** start DATA EXTRACT **
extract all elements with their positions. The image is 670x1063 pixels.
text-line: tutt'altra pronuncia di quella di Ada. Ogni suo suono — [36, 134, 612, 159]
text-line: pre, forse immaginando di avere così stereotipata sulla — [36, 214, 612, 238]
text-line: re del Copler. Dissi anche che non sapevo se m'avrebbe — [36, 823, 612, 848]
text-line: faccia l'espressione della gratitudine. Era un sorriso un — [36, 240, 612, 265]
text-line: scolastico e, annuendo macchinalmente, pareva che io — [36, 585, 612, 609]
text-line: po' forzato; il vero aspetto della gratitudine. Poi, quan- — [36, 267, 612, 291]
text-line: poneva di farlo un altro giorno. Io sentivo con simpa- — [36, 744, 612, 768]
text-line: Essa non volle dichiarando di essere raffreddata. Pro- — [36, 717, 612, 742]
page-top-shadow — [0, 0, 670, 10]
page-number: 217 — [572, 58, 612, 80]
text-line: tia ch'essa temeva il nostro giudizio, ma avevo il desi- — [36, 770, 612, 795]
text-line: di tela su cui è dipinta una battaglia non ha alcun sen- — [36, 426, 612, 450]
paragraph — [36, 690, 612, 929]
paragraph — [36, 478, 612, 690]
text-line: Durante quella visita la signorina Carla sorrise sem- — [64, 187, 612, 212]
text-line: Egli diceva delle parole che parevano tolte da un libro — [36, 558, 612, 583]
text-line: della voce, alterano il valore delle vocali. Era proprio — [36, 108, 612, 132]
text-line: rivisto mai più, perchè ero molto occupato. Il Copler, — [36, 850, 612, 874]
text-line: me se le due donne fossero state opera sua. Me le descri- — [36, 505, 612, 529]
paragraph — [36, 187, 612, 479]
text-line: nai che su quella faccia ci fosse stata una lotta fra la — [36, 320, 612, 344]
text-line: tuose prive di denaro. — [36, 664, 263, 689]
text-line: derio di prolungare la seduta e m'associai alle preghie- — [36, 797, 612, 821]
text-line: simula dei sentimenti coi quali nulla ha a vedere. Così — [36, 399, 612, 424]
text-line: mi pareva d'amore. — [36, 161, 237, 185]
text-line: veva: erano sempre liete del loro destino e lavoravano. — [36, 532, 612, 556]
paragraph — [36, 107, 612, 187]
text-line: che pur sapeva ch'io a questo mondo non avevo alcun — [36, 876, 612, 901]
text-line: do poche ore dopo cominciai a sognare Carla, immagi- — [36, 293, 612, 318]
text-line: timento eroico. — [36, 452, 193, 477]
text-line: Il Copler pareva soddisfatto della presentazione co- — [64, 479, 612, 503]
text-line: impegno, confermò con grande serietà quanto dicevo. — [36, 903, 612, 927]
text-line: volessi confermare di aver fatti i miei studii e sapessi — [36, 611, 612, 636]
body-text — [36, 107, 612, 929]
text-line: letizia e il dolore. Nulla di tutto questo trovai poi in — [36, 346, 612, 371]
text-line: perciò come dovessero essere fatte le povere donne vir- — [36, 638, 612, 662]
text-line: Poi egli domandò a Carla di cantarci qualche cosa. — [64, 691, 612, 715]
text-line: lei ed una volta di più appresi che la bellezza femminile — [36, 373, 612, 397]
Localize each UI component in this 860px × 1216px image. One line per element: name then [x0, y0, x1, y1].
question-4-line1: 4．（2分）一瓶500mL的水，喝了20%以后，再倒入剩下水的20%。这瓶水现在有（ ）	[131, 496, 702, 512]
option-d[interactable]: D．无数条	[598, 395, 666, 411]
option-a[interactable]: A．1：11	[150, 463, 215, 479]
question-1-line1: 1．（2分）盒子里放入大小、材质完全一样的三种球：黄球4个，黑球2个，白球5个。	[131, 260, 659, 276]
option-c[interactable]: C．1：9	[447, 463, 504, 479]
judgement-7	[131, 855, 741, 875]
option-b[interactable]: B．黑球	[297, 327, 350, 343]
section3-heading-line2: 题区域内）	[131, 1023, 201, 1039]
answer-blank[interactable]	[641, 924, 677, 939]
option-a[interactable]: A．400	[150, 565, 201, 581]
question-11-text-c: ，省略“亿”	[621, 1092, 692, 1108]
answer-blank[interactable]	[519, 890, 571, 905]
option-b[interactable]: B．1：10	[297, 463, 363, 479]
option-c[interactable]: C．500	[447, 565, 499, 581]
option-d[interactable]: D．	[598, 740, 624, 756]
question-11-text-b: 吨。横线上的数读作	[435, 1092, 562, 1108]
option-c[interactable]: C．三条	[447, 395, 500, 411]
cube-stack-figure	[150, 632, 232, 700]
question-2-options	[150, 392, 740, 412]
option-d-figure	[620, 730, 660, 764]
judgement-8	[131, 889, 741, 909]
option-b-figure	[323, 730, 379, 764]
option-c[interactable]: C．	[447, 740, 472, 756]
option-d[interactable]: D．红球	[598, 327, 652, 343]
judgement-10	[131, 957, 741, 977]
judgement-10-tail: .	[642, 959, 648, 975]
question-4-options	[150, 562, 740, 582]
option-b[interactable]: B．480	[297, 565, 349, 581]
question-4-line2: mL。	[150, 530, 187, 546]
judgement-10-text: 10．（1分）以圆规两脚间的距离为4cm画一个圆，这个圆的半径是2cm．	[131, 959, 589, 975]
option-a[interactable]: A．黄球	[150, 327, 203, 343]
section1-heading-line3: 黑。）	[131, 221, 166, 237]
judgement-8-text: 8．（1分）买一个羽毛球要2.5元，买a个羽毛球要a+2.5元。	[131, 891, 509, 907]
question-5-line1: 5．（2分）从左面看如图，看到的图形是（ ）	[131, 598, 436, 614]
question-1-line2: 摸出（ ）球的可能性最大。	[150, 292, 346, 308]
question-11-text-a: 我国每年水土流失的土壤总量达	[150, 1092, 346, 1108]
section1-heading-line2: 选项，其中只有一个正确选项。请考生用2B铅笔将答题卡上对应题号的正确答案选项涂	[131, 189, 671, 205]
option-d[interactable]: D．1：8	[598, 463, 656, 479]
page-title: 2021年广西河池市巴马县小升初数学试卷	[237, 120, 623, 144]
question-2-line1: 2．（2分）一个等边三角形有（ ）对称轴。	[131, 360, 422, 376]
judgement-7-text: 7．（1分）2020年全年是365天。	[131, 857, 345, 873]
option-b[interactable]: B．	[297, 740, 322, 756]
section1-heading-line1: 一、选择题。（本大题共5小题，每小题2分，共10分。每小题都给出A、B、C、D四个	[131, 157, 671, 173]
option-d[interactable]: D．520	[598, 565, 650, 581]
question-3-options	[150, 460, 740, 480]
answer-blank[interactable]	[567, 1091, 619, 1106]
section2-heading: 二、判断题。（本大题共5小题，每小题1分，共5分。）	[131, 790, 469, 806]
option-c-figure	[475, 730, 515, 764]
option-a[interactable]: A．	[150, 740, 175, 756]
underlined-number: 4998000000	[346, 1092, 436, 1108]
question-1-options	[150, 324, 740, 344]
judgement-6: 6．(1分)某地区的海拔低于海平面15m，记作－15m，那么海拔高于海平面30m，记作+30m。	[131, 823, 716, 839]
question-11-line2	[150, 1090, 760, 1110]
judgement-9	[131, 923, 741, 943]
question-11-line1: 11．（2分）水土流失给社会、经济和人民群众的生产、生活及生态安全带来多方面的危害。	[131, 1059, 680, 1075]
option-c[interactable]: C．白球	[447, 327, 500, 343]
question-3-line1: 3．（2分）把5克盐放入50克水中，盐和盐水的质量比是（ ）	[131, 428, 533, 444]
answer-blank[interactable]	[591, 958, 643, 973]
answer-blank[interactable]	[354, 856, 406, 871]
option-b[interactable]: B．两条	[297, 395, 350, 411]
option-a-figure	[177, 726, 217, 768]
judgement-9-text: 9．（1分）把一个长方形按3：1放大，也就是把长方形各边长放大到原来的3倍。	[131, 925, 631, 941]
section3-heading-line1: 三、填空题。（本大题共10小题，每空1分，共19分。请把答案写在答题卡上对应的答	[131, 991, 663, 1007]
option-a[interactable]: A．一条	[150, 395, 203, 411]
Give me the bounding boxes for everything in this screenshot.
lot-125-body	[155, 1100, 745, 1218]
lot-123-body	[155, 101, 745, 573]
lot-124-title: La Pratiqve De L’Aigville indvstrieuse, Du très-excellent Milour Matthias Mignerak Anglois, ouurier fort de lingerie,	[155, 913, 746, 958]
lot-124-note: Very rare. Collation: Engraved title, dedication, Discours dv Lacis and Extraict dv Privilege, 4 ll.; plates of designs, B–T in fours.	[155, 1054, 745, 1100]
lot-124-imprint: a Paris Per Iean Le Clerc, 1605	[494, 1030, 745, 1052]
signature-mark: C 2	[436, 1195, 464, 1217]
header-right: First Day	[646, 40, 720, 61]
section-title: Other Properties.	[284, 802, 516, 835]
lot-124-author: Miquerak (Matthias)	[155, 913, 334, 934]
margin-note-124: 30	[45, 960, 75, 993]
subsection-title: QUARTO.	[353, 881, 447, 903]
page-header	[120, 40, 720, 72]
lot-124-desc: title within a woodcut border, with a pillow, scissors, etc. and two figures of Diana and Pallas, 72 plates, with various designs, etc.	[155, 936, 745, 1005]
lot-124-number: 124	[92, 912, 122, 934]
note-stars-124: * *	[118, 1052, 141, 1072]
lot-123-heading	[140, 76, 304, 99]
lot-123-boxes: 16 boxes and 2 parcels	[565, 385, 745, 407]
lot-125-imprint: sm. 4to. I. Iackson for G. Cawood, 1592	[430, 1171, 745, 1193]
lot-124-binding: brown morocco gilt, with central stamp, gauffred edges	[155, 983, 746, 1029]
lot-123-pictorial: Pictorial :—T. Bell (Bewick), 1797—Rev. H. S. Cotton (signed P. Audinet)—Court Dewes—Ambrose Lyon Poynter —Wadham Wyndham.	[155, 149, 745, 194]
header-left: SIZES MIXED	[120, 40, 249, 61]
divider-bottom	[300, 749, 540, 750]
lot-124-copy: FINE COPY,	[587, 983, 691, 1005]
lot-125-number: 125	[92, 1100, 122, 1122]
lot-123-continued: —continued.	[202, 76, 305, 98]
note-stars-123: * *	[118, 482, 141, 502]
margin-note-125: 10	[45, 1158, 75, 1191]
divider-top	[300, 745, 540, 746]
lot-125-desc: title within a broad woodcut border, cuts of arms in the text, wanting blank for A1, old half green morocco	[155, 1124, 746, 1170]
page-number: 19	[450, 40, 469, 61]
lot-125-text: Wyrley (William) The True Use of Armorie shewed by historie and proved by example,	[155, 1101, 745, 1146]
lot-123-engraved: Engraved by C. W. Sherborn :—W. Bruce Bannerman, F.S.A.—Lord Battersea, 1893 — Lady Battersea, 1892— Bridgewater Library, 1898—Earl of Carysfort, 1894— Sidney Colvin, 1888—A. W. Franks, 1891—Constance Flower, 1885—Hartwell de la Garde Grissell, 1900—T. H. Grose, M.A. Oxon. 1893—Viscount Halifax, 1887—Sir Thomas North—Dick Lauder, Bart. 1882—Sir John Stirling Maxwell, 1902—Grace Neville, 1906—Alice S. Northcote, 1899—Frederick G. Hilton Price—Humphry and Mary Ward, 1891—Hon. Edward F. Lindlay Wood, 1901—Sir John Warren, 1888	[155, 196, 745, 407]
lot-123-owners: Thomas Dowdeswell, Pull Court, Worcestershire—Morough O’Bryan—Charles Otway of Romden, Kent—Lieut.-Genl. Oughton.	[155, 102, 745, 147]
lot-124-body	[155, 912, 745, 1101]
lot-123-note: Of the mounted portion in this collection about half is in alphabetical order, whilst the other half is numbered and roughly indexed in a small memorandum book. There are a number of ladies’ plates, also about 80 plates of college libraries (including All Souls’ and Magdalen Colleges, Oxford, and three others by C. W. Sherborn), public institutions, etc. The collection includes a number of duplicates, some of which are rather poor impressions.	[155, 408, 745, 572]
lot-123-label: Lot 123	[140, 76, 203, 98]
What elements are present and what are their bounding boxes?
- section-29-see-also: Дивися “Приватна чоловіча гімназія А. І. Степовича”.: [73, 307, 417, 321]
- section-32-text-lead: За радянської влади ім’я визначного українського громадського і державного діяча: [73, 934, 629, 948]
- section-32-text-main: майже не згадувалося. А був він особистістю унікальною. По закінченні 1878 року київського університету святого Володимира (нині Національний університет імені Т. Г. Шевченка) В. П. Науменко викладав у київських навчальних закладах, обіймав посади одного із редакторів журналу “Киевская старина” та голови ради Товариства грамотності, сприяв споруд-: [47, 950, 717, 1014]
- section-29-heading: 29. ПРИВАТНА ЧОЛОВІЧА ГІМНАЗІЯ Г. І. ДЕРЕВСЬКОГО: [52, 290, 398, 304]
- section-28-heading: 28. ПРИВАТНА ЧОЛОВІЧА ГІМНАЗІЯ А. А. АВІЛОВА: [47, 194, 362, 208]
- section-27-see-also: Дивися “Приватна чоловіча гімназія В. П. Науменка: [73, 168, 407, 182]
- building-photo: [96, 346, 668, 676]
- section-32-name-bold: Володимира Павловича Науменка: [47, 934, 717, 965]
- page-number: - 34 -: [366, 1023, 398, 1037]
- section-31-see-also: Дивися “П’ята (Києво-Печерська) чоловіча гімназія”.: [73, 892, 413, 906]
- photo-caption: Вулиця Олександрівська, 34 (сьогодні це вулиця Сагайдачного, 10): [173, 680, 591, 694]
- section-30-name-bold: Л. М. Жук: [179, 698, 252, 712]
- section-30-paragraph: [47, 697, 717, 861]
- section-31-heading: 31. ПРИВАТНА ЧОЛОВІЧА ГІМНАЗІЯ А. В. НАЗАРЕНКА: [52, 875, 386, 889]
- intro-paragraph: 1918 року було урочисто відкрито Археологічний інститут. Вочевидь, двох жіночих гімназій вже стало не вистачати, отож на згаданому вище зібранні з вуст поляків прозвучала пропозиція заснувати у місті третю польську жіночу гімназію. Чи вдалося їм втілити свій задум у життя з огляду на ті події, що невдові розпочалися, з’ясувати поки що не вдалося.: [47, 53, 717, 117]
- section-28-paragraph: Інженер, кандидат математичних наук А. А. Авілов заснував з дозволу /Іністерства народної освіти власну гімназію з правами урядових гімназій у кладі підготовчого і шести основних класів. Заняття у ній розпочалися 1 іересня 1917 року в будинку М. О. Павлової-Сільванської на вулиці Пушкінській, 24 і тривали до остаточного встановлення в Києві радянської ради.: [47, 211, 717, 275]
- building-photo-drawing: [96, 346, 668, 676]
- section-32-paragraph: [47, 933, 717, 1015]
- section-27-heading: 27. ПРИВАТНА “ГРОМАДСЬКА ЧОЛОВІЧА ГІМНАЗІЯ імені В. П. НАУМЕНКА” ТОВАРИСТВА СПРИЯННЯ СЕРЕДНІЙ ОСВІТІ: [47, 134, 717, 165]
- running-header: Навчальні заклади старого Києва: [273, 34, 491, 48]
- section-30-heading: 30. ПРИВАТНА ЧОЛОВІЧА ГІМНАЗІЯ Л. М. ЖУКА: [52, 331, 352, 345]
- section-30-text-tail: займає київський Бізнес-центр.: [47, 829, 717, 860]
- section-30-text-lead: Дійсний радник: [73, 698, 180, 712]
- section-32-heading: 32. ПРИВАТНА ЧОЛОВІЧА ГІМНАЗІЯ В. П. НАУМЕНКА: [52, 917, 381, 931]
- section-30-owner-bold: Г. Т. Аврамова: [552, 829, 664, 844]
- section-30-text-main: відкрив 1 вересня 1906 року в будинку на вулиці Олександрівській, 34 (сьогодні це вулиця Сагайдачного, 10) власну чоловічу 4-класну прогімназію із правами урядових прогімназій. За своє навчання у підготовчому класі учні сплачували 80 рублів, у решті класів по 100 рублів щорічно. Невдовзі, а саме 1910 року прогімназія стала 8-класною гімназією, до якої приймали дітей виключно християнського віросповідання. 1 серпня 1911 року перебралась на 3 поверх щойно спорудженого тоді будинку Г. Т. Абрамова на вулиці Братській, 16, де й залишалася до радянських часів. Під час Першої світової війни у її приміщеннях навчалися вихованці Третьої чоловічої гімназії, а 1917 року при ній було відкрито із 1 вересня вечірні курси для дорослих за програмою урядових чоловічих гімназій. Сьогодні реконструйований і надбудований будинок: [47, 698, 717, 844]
** end DATA EXTRACT **
§ GIVEN TASK:
Please repeat, unchanged, the lines of the records above from the very first one through the line that contains "paragraph — [36, 107, 612, 187]", both included.

§ REPLY:
extract all elements with their positions. The image is 670x1063 pixels.
text-line: tutt'altra pronuncia di quella di Ada. Ogni suo suono — [36, 134, 612, 159]
text-line: pre, forse immaginando di avere così stereotipata sulla — [36, 214, 612, 238]
text-line: re del Copler. Dissi anche che non sapevo se m'avrebbe — [36, 823, 612, 848]
text-line: faccia l'espressione della gratitudine. Era un sorriso un — [36, 240, 612, 265]
text-line: scolastico e, annuendo macchinalmente, pareva che io — [36, 585, 612, 609]
text-line: po' forzato; il vero aspetto della gratitudine. Poi, quan- — [36, 267, 612, 291]
text-line: poneva di farlo un altro giorno. Io sentivo con simpa- — [36, 744, 612, 768]
text-line: Essa non volle dichiarando di essere raffreddata. Pro- — [36, 717, 612, 742]
page-top-shadow — [0, 0, 670, 10]
page-number: 217 — [572, 58, 612, 80]
text-line: tia ch'essa temeva il nostro giudizio, ma avevo il desi- — [36, 770, 612, 795]
text-line: di tela su cui è dipinta una battaglia non ha alcun sen- — [36, 426, 612, 450]
paragraph — [36, 690, 612, 929]
paragraph — [36, 478, 612, 690]
text-line: Durante quella visita la signorina Carla sorrise sem- — [64, 187, 612, 212]
text-line: Egli diceva delle parole che parevano tolte da un libro — [36, 558, 612, 583]
text-line: della voce, alterano il valore delle vocali. Era proprio — [36, 108, 612, 132]
text-line: rivisto mai più, perchè ero molto occupato. Il Copler, — [36, 850, 612, 874]
text-line: me se le due donne fossero state opera sua. Me le descri- — [36, 505, 612, 529]
paragraph — [36, 187, 612, 479]
text-line: nai che su quella faccia ci fosse stata una lotta fra la — [36, 320, 612, 344]
text-line: tuose prive di denaro. — [36, 664, 263, 689]
text-line: derio di prolungare la seduta e m'associai alle preghie- — [36, 797, 612, 821]
text-line: simula dei sentimenti coi quali nulla ha a vedere. Così — [36, 399, 612, 424]
text-line: mi pareva d'amore. — [36, 161, 237, 185]
text-line: veva: erano sempre liete del loro destino e lavoravano. — [36, 532, 612, 556]
paragraph — [36, 107, 612, 187]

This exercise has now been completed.